Rows from a dataset
<<<<

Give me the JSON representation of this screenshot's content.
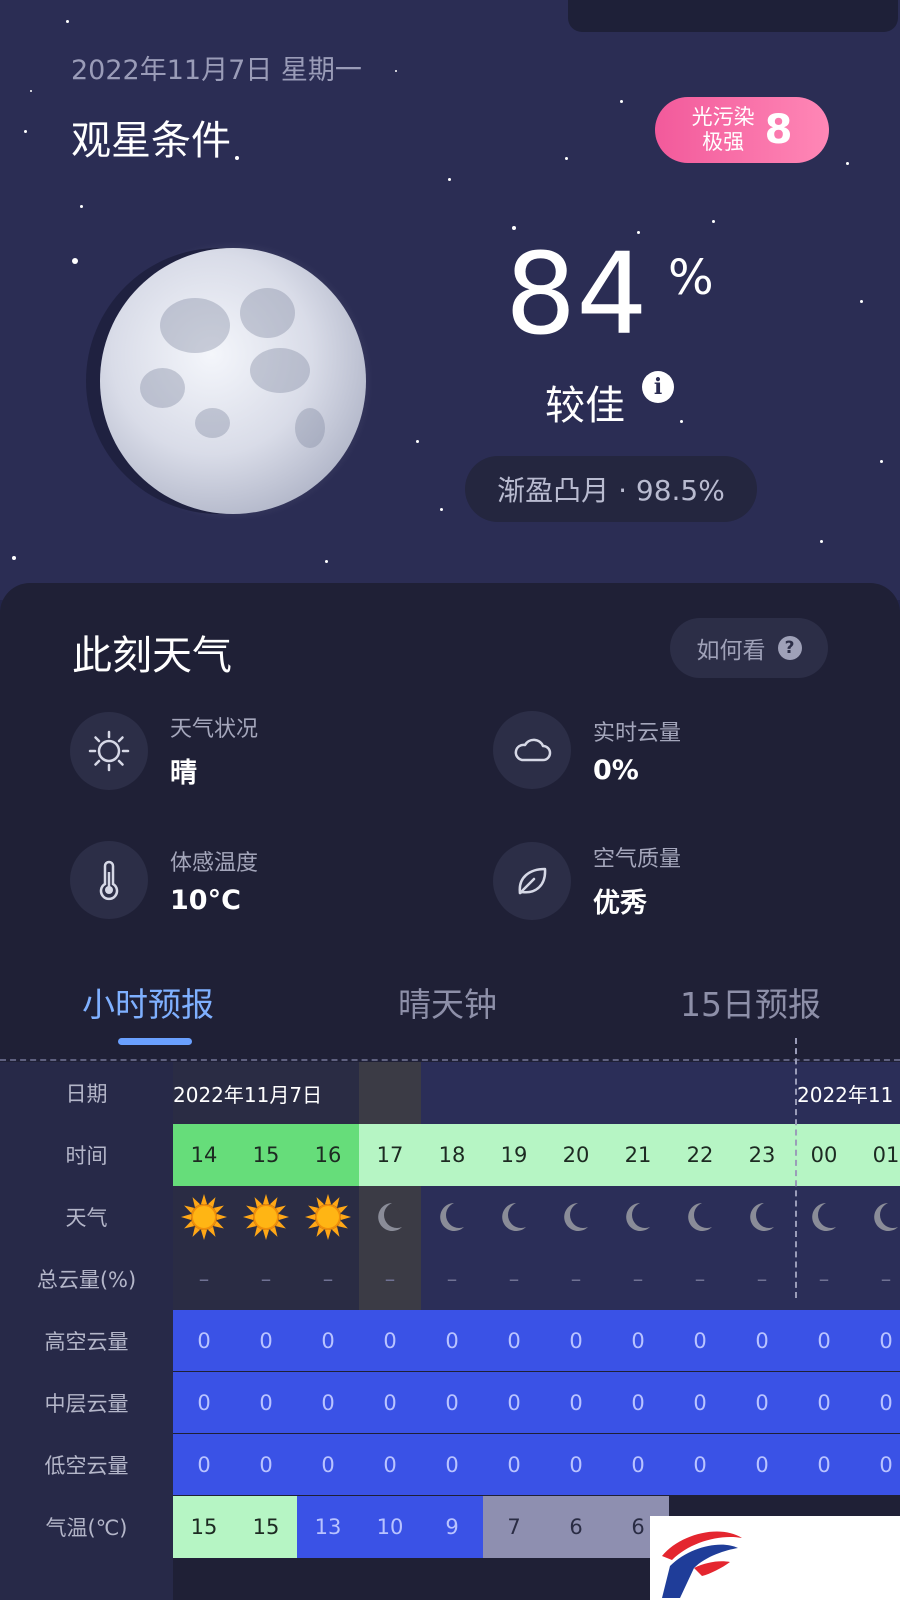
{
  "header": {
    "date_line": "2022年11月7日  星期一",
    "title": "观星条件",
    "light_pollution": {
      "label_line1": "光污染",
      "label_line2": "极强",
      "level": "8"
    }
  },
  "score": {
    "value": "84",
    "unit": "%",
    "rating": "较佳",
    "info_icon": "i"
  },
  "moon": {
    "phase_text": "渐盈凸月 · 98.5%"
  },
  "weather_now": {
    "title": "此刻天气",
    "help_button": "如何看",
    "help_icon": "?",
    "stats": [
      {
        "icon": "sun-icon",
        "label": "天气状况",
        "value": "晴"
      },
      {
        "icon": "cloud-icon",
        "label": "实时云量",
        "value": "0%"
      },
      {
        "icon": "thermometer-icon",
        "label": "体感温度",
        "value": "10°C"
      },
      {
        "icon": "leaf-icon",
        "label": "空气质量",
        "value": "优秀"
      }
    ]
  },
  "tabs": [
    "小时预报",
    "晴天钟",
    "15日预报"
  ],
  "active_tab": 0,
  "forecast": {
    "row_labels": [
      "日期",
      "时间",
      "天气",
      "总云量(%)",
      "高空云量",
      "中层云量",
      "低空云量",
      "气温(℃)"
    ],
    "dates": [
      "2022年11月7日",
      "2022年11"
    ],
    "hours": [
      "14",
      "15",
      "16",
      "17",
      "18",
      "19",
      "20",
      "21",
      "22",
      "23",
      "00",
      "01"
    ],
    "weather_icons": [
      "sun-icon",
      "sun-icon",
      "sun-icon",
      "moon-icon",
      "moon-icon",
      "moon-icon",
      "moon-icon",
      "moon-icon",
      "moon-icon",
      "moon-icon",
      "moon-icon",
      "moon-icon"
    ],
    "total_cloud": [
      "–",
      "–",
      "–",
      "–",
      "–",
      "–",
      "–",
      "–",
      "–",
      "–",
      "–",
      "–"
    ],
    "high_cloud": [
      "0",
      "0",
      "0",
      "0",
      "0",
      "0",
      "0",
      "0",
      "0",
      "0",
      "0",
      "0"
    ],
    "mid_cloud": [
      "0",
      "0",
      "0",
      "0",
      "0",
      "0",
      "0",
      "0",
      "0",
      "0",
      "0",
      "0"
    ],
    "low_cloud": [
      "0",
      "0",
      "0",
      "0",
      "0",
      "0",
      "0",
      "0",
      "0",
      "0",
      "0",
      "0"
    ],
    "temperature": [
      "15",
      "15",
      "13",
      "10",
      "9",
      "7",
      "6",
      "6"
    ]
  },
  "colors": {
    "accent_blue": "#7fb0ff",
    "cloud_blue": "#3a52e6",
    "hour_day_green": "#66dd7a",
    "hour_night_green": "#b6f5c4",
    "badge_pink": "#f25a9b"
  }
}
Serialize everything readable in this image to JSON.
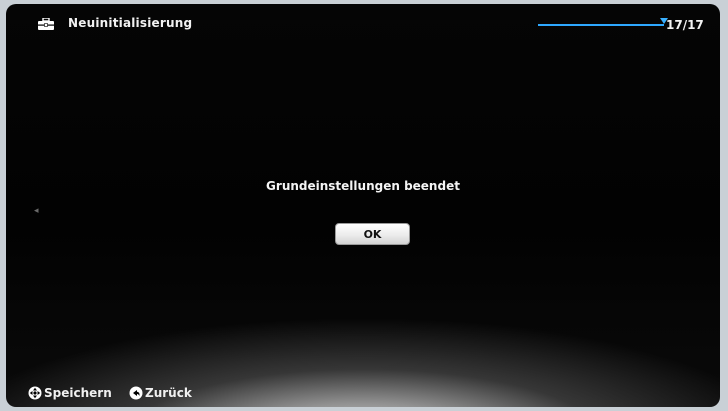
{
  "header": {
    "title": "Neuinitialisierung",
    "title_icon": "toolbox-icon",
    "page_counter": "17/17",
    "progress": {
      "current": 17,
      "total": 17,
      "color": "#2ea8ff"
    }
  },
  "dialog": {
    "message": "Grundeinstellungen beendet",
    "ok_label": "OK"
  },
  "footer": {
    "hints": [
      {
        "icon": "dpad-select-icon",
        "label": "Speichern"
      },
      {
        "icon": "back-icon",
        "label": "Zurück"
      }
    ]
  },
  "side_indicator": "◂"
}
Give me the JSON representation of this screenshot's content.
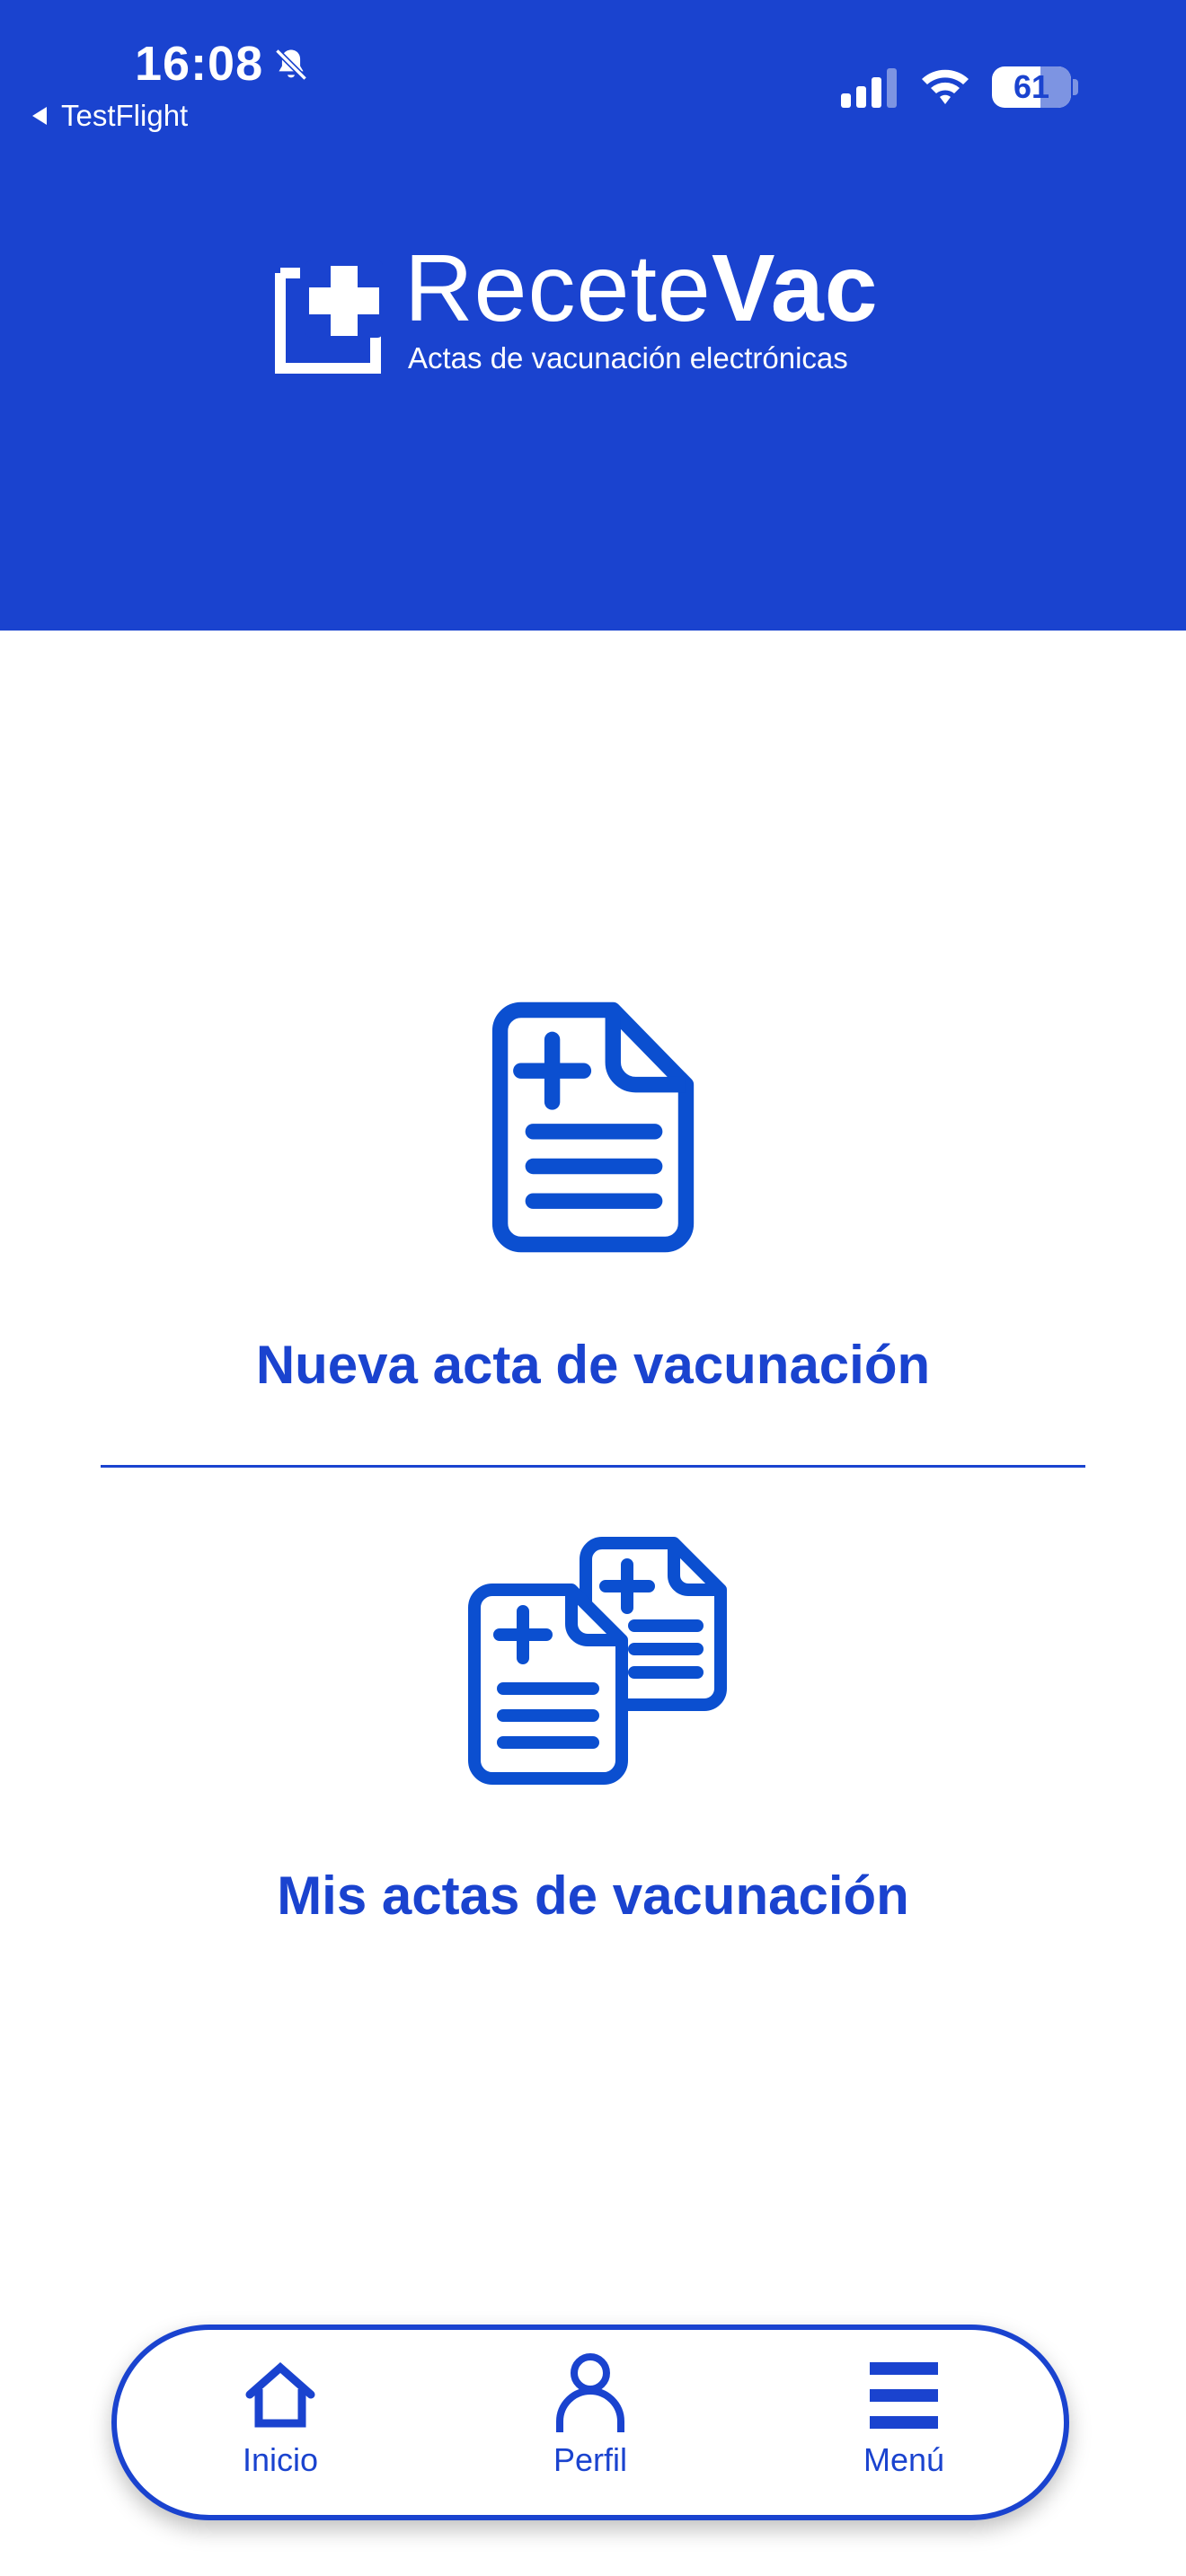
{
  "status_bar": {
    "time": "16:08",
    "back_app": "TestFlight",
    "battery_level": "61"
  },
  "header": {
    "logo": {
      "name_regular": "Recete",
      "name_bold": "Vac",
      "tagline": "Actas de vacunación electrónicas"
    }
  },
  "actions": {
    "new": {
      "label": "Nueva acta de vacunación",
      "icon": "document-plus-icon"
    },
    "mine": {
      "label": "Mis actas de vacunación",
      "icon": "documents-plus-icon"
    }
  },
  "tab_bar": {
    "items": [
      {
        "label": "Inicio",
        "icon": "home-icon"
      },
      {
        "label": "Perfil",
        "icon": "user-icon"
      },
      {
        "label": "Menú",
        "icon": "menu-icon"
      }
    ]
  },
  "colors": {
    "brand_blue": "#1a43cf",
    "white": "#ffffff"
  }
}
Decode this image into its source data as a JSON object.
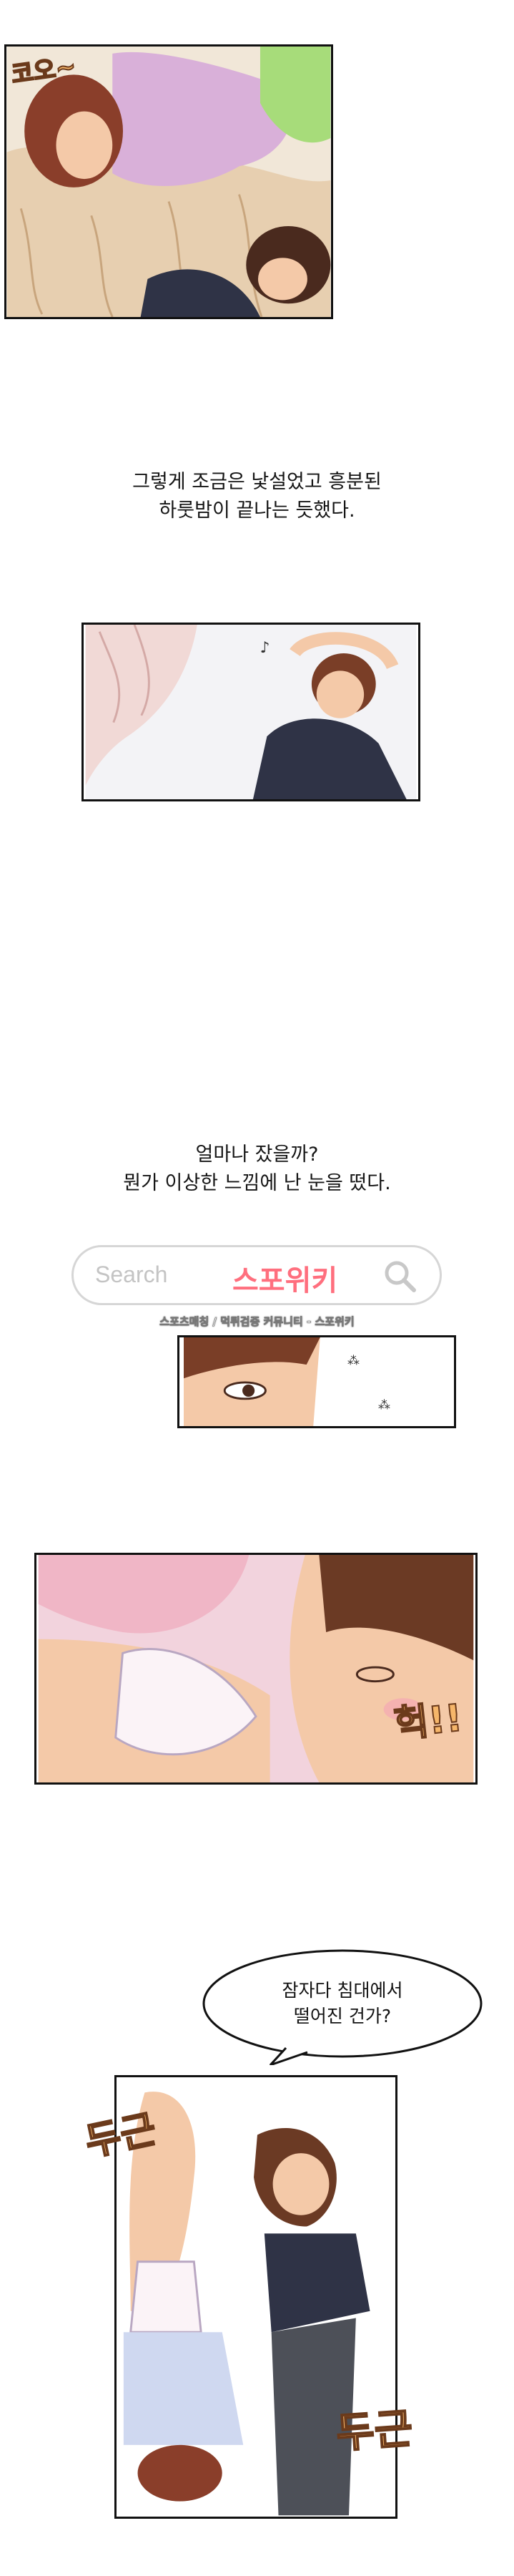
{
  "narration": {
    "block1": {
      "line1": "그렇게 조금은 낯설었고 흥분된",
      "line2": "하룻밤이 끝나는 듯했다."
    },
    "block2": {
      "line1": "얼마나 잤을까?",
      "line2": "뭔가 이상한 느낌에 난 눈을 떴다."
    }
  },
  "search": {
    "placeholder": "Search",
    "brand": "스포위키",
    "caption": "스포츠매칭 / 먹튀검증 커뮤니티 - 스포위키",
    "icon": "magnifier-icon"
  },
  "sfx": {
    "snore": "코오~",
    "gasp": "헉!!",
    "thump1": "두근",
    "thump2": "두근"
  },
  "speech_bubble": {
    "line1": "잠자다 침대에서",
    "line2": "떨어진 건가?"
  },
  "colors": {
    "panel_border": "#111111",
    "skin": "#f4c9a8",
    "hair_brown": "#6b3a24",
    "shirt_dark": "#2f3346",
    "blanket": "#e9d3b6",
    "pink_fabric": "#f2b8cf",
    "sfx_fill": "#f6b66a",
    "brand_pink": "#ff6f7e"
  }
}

>>>>

◆ **Exercise goal**:
Copy out every line from the material above in which the word "plus" appears.

◆ **Result for this task**:
      "icon": "document-plus-icon"
      "icon": "documents-plus-icon"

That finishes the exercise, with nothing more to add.